## Task goal
Read the listing and extract each line that includes the word "Fundusze".
□ □ □ □ □ □ □
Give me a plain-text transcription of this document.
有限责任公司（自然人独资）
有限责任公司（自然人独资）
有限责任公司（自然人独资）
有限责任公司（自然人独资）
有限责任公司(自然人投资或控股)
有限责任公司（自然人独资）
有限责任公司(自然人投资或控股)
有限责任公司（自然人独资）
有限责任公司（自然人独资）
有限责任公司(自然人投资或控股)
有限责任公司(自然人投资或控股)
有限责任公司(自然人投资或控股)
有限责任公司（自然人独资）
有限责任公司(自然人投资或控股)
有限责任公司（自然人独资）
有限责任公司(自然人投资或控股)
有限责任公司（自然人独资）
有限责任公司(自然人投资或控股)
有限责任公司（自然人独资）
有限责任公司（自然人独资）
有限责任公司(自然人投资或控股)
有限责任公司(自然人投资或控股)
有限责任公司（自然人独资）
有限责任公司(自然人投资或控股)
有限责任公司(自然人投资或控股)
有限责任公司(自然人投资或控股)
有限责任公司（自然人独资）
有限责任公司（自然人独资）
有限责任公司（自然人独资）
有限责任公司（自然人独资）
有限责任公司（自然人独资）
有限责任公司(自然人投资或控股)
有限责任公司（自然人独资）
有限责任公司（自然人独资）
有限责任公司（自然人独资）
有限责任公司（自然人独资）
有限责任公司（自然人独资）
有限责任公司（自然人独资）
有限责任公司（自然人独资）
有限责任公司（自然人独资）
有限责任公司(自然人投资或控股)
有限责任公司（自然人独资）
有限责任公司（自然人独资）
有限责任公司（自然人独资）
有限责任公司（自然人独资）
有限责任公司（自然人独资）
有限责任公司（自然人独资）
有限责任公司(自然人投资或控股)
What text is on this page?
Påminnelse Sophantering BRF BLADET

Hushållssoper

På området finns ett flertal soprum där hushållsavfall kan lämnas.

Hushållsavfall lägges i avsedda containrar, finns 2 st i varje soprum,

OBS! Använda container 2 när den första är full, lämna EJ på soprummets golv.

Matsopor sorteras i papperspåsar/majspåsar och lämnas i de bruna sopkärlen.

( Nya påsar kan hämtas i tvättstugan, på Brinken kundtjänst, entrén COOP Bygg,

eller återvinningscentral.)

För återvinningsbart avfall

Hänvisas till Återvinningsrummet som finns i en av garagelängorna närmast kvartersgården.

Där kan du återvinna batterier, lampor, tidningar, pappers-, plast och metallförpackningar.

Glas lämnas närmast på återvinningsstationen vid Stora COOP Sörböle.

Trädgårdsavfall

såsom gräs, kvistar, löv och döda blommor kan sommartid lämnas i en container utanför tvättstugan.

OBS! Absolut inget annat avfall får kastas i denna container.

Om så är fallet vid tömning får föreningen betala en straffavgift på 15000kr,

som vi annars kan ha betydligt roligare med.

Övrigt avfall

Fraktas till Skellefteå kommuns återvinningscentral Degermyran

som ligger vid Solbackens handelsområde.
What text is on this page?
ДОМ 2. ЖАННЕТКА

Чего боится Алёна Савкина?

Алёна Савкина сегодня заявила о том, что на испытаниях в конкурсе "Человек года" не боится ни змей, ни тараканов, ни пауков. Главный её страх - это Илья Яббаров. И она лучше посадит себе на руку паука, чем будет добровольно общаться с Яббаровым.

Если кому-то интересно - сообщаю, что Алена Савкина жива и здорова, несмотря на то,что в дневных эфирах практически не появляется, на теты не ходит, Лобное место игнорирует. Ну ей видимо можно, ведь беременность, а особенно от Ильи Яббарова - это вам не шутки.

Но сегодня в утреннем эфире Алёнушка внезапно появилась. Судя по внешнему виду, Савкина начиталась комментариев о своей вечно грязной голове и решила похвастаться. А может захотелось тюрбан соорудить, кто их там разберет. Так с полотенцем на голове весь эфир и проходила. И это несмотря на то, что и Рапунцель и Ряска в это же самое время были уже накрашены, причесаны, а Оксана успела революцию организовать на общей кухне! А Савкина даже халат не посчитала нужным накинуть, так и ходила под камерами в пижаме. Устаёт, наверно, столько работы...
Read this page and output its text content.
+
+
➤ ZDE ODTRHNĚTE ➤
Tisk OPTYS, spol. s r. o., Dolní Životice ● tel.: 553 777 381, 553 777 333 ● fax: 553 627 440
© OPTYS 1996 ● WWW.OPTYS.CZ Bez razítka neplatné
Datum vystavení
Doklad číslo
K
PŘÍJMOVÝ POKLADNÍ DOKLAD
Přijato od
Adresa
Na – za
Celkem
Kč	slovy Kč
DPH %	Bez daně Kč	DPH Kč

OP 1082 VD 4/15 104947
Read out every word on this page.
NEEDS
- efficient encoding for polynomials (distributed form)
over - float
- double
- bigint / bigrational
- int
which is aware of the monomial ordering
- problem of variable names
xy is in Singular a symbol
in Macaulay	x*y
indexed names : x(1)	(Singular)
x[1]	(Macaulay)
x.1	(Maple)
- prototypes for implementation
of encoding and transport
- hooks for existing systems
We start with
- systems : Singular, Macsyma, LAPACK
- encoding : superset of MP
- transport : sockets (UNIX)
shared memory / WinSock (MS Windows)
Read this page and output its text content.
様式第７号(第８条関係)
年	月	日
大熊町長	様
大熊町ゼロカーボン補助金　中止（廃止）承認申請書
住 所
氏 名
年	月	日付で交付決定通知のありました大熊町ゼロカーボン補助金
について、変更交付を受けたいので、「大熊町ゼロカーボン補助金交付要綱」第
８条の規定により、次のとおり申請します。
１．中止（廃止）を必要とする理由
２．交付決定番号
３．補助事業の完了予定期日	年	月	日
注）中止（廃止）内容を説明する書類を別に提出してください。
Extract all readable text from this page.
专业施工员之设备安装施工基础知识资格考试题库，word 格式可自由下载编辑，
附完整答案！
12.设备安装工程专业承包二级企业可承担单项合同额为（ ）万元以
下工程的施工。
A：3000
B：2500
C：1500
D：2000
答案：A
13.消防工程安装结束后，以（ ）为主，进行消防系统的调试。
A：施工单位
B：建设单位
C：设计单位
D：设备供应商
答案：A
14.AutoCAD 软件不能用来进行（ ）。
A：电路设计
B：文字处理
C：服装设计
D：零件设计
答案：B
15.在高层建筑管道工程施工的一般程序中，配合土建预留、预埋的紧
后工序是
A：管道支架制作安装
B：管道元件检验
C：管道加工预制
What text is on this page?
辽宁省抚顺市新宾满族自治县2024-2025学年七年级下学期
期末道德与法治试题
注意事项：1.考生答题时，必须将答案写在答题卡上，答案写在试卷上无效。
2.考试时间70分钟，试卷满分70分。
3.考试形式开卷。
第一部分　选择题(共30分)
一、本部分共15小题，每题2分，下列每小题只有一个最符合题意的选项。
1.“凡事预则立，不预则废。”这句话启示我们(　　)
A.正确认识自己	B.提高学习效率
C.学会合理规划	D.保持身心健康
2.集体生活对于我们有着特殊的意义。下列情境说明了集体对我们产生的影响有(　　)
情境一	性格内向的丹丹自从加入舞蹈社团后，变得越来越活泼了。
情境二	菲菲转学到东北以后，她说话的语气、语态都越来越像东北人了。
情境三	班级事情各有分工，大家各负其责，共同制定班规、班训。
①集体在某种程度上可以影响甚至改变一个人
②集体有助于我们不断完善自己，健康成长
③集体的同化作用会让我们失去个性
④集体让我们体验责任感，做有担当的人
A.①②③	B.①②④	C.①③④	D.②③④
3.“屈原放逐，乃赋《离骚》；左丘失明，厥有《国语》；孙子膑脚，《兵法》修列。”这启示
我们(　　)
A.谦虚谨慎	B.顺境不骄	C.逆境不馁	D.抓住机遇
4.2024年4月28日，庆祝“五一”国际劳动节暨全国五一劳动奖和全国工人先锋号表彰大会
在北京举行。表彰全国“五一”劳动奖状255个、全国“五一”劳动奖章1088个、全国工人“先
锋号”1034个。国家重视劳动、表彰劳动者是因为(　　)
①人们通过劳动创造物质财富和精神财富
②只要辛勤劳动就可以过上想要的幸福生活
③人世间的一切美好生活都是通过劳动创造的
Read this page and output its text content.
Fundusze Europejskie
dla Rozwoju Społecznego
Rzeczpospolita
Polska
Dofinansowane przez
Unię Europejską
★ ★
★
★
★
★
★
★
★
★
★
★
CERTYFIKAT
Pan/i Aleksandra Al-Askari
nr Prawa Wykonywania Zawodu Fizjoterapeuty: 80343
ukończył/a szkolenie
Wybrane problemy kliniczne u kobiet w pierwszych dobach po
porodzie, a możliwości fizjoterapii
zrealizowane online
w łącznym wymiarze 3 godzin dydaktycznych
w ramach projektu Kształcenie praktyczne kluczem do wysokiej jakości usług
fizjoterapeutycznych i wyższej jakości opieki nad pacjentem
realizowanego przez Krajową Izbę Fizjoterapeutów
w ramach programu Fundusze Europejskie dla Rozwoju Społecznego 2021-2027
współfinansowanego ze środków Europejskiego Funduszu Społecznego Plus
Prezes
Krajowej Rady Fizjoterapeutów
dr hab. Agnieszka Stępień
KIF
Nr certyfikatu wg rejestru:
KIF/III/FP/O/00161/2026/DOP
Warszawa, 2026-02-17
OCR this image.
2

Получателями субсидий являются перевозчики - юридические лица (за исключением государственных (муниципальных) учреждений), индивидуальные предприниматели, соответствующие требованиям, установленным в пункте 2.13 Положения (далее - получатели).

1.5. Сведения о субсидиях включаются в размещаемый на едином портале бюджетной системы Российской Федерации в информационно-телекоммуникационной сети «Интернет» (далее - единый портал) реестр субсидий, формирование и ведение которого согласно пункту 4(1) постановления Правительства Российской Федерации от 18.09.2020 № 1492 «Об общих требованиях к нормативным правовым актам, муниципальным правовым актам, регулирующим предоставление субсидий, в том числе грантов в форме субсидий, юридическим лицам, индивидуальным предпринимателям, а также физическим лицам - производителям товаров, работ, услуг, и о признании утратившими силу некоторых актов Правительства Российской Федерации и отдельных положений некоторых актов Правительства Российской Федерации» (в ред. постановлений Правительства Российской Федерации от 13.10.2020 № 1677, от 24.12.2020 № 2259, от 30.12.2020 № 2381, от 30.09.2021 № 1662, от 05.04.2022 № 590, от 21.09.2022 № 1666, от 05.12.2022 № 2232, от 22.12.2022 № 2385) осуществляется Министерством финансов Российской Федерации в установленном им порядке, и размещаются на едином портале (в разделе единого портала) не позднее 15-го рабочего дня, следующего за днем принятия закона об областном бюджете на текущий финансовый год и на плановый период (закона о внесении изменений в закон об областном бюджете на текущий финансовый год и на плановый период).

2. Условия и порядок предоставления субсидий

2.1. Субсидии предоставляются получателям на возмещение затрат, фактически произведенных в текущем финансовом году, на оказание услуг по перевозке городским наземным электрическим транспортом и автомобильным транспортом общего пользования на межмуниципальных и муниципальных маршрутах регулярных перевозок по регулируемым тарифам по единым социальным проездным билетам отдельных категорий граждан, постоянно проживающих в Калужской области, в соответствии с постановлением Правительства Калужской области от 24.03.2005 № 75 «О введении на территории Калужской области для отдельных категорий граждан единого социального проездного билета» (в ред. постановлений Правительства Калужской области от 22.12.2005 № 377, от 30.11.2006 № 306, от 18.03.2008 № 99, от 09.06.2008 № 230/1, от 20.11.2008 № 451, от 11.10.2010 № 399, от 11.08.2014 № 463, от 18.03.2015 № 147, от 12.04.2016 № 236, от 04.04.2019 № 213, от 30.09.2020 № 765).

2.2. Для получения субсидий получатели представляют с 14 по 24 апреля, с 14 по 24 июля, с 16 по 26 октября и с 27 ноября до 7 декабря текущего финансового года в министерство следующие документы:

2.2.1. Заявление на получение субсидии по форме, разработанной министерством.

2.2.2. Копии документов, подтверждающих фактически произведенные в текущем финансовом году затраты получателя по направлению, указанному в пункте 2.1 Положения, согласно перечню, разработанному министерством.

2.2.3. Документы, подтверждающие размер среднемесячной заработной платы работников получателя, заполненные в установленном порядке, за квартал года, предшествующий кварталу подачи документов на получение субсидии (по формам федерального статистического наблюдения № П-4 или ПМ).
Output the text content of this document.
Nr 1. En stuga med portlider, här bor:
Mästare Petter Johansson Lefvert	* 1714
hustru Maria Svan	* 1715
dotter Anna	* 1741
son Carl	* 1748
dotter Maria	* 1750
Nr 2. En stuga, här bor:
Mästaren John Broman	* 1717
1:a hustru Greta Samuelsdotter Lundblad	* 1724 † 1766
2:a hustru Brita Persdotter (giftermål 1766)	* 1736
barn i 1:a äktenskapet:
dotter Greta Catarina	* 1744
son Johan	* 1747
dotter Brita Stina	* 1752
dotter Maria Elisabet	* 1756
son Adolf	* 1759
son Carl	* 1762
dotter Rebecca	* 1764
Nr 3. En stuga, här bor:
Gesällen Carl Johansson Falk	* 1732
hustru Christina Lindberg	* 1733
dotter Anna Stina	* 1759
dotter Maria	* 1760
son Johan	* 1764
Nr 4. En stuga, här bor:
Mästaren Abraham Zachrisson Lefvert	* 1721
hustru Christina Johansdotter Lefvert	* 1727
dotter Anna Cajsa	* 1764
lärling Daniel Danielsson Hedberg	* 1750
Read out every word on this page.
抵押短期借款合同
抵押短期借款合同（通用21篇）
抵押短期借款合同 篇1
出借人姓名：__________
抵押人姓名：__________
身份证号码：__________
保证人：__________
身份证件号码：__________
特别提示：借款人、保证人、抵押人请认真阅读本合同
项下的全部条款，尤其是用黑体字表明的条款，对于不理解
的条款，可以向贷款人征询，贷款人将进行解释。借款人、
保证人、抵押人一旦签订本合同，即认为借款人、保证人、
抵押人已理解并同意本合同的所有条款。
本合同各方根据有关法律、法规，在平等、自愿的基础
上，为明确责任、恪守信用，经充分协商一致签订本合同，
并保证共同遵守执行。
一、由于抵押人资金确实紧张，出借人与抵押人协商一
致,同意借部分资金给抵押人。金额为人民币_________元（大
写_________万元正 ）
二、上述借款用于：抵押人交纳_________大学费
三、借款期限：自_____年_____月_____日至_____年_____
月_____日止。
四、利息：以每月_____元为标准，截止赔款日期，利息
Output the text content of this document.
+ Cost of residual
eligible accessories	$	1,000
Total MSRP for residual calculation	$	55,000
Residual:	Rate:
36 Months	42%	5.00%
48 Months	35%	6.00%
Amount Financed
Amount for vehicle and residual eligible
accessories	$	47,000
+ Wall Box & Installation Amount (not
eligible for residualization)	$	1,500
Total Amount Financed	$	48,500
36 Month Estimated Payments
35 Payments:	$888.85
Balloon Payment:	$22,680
□ □ □ □ □ □ □
## Answer for the task
Fundusze Europejskie
w ramach programu Fundusze Europejskie dla Rozwoju Społecznego 2021-2027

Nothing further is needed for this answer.